**THE REQUEST**
What is the count of lines in the listing below that hold the string "archive"? Reply with that number alone.

═══ DATA EXTRACT

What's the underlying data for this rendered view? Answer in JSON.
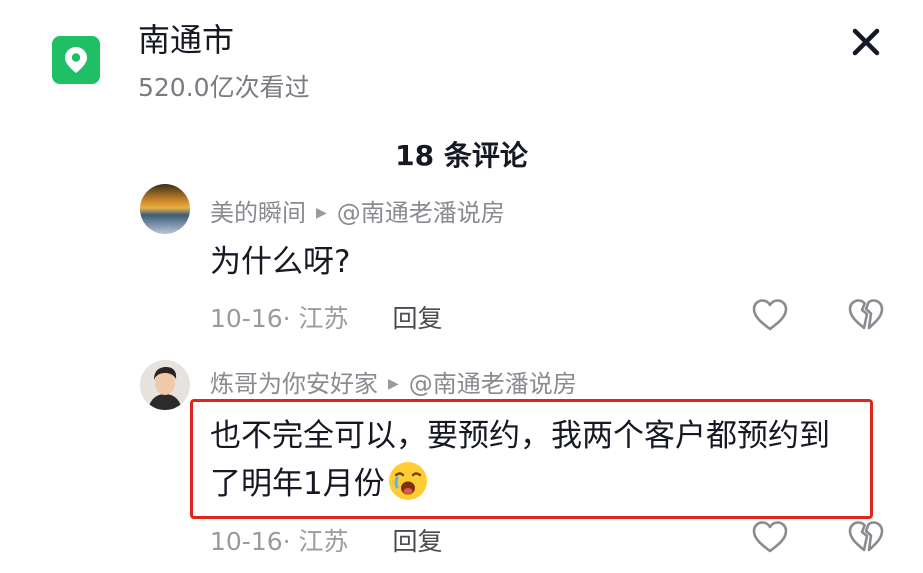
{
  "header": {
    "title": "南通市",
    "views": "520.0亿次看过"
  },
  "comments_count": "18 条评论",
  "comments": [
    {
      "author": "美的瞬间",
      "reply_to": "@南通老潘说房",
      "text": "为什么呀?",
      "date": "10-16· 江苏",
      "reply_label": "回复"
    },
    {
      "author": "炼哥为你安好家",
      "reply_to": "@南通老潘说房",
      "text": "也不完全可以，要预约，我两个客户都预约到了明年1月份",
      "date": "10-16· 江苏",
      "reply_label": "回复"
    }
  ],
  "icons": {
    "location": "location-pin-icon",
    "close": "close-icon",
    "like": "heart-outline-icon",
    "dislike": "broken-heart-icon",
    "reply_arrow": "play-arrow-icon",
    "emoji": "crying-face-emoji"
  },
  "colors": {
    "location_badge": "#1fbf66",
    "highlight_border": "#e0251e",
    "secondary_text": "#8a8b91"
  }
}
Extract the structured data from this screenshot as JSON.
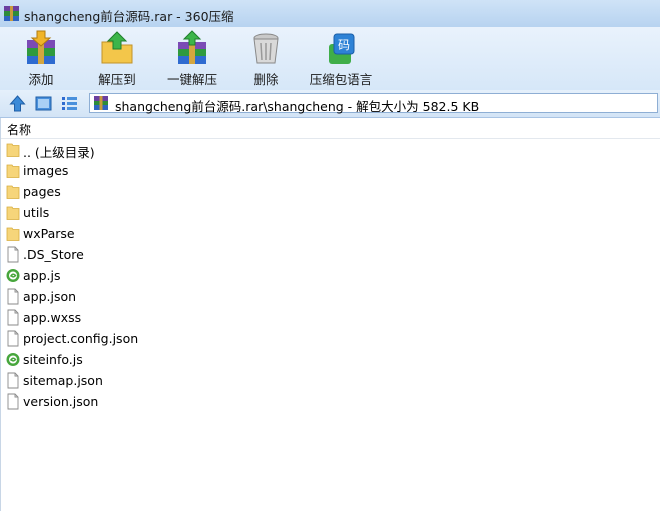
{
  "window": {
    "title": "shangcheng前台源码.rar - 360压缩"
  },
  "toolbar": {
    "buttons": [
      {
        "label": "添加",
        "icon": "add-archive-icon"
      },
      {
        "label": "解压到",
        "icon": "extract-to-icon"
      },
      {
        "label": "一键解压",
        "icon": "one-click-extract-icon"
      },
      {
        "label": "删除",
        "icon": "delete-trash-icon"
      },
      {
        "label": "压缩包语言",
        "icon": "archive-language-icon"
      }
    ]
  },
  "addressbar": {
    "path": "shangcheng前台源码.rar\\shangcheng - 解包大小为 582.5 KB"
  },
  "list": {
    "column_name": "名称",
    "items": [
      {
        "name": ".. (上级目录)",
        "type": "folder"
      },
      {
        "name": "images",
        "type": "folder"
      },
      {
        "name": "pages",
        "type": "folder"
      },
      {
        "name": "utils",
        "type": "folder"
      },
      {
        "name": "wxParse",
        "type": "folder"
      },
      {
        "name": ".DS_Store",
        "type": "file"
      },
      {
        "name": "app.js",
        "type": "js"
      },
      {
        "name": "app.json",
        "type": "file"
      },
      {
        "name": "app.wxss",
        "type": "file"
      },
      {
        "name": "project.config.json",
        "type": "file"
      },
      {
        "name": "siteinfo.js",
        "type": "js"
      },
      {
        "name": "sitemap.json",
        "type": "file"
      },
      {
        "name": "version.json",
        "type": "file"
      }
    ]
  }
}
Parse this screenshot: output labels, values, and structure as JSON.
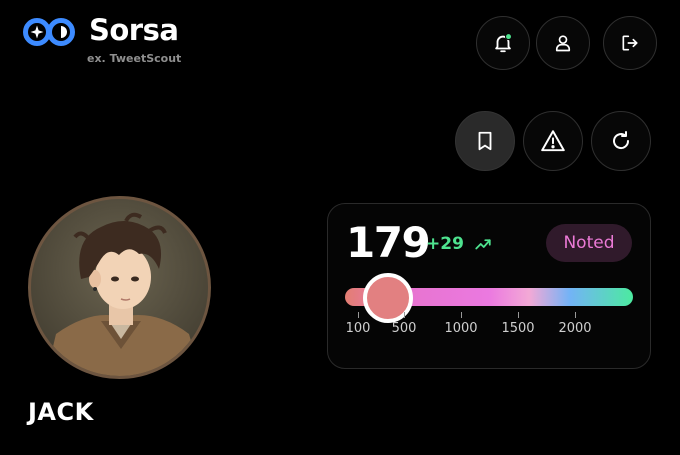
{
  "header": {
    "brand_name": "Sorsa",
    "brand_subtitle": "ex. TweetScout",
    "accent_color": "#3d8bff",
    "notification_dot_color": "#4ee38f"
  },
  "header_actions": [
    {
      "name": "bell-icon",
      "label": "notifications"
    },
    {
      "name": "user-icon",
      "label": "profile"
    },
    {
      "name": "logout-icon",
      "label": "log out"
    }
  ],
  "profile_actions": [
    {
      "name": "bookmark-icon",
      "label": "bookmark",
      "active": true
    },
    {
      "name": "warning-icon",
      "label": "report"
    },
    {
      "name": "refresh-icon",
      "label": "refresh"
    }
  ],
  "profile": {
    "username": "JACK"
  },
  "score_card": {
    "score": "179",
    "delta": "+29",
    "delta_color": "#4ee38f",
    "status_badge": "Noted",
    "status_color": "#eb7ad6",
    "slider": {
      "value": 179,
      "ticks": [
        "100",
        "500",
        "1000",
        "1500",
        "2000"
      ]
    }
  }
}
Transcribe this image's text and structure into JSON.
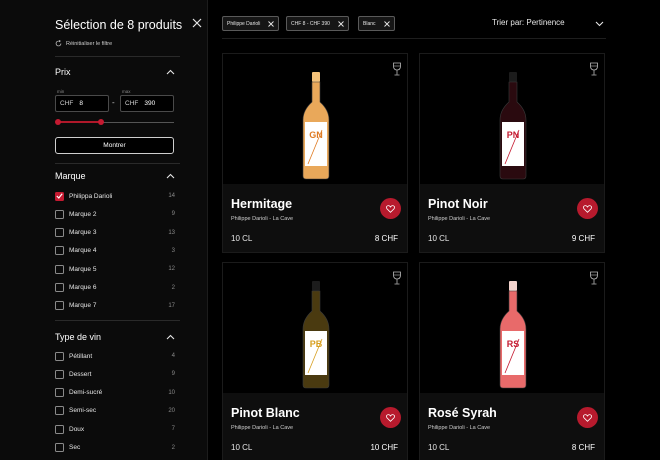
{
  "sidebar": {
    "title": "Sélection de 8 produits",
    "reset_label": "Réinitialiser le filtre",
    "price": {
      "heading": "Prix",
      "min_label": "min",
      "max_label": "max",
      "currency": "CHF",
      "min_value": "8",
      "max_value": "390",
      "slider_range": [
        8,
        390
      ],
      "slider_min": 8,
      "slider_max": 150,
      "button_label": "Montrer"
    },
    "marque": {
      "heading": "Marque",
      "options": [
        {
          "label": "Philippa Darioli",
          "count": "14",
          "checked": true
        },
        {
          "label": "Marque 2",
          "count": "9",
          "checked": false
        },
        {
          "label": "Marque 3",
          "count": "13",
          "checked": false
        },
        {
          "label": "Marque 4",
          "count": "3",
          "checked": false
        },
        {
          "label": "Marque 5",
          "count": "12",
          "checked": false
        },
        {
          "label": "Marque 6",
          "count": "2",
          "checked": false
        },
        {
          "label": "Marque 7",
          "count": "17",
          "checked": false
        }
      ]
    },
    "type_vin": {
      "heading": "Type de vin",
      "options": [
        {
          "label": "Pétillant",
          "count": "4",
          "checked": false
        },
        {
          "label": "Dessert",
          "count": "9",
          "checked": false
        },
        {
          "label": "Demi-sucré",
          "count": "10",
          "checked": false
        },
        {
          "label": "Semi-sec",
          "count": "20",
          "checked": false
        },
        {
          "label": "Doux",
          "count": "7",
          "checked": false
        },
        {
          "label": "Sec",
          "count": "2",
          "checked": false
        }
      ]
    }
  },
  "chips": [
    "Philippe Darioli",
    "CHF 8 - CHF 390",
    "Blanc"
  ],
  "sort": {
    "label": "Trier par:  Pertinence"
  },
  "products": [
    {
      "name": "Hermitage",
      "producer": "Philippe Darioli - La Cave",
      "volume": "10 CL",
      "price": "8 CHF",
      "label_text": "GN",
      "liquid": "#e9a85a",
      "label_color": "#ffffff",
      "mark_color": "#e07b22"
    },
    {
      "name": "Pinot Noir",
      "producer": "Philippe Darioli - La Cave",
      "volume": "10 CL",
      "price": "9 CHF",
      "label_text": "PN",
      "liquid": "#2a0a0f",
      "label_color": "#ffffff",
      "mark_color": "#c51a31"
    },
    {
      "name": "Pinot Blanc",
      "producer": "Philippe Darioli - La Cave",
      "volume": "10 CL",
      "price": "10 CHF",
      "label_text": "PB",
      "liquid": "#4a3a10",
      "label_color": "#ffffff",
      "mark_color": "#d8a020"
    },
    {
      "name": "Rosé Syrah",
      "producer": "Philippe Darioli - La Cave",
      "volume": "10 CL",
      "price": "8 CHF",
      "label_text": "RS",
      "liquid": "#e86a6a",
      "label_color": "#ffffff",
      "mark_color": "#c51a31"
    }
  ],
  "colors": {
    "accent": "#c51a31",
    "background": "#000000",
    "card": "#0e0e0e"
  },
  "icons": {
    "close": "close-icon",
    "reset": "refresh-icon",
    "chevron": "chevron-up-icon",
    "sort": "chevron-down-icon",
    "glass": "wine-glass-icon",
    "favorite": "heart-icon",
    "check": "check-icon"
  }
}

══════

**RESULT**
2